Copy each line below in which the string "xlabel" occurs.
§
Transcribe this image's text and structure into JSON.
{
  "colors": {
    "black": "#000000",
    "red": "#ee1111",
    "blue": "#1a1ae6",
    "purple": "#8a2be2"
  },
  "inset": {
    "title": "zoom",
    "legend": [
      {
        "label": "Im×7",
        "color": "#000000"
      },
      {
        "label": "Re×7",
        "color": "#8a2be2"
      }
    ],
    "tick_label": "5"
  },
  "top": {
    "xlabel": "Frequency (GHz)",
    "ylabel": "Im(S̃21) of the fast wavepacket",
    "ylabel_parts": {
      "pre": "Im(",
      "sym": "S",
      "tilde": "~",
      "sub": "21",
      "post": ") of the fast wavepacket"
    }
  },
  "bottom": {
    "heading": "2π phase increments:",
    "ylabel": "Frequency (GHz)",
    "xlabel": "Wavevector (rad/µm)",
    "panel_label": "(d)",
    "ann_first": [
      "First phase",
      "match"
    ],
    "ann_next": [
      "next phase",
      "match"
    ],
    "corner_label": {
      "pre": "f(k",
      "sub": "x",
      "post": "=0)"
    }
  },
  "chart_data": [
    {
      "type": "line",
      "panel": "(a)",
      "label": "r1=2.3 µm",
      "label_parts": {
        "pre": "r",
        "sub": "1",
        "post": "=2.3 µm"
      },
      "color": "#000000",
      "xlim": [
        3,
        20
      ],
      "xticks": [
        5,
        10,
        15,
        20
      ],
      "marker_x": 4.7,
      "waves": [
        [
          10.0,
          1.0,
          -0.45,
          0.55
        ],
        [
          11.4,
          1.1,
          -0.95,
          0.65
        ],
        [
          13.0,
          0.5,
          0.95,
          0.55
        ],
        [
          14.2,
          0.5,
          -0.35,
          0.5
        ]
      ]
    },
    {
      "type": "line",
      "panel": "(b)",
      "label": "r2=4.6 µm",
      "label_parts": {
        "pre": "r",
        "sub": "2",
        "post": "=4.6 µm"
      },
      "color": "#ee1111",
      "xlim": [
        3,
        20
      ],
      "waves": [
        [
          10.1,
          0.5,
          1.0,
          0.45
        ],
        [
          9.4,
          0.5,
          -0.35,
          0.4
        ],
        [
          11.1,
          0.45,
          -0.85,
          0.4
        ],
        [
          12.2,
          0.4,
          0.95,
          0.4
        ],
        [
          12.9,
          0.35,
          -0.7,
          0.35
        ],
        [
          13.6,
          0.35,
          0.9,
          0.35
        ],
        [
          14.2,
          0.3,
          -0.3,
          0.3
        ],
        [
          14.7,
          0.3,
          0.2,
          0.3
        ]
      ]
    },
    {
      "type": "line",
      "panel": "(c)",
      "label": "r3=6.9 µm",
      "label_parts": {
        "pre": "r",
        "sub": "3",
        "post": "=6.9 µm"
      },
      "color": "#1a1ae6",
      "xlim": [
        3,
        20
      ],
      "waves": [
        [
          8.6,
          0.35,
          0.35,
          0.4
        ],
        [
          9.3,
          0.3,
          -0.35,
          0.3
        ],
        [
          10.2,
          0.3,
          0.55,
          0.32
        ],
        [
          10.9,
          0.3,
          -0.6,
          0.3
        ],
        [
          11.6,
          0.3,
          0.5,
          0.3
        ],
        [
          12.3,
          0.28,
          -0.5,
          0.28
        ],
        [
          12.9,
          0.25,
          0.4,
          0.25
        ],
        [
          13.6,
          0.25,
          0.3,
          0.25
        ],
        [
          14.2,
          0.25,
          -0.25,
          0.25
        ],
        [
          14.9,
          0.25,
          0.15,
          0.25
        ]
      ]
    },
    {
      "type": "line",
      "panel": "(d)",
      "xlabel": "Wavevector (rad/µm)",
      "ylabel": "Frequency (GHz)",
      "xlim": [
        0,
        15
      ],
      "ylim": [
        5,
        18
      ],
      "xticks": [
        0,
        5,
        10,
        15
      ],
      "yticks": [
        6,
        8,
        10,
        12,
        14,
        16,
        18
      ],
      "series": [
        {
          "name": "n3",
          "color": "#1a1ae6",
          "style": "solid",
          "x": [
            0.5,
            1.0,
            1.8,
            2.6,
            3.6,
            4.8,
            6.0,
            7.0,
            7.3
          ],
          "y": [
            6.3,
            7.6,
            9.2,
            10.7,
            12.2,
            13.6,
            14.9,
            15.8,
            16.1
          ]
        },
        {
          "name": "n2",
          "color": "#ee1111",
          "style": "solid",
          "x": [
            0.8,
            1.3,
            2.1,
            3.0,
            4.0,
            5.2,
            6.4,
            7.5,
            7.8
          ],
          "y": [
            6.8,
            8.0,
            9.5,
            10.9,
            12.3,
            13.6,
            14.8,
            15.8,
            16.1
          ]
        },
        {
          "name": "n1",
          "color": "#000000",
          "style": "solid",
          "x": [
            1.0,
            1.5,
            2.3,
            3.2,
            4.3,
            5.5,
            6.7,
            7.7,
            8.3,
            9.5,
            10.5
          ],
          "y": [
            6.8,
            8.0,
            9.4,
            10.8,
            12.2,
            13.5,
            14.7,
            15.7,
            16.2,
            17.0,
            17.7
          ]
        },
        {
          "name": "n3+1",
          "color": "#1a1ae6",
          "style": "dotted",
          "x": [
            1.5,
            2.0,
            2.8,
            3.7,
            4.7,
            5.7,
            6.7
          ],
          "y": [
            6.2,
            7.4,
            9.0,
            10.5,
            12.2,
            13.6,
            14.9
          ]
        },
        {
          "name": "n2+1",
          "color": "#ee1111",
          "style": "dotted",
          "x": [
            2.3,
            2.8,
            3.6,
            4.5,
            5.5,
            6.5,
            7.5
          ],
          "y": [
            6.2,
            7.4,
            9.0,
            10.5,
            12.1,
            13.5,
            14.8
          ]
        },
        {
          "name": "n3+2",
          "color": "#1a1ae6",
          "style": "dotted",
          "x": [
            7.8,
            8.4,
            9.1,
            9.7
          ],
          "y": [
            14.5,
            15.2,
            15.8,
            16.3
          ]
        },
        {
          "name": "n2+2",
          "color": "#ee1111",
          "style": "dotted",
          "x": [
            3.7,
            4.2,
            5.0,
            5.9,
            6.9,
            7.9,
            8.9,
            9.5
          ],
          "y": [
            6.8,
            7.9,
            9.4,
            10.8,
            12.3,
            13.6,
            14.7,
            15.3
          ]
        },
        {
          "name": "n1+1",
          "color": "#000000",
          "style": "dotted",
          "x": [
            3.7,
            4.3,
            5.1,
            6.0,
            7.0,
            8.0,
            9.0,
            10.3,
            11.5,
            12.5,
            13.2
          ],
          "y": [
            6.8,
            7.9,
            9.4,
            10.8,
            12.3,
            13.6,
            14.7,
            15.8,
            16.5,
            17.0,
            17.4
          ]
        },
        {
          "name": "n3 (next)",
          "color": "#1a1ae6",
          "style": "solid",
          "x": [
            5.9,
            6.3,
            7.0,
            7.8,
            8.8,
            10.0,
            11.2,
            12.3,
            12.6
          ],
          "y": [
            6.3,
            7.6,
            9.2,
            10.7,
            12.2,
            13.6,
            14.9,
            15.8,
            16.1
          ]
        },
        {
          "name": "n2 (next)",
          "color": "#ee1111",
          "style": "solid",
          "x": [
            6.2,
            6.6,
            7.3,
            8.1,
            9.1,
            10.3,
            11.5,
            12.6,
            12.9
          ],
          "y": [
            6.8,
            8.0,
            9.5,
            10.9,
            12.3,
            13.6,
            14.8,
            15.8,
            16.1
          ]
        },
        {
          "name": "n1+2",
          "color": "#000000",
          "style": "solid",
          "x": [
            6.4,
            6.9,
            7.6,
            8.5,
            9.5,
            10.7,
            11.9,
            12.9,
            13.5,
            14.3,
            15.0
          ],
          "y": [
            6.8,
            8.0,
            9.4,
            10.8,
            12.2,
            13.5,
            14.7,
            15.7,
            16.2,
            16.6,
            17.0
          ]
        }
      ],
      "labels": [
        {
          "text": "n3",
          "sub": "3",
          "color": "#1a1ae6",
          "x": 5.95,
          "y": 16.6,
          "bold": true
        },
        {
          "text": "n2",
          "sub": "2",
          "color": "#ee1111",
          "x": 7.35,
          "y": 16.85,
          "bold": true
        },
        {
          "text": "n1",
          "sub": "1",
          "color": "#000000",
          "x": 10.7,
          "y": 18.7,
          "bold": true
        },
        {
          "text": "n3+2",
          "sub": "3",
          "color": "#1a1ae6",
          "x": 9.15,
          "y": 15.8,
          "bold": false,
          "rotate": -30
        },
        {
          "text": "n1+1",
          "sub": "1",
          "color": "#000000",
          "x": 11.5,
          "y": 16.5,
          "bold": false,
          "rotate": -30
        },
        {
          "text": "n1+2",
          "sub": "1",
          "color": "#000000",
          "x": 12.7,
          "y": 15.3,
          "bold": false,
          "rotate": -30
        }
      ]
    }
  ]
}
§
▶ _Result_:
    "xlabel": "Frequency (GHz)",
    "xlabel": "Wavevector (rad/µm)",
      "xlabel": "Wavevector (rad/µm)",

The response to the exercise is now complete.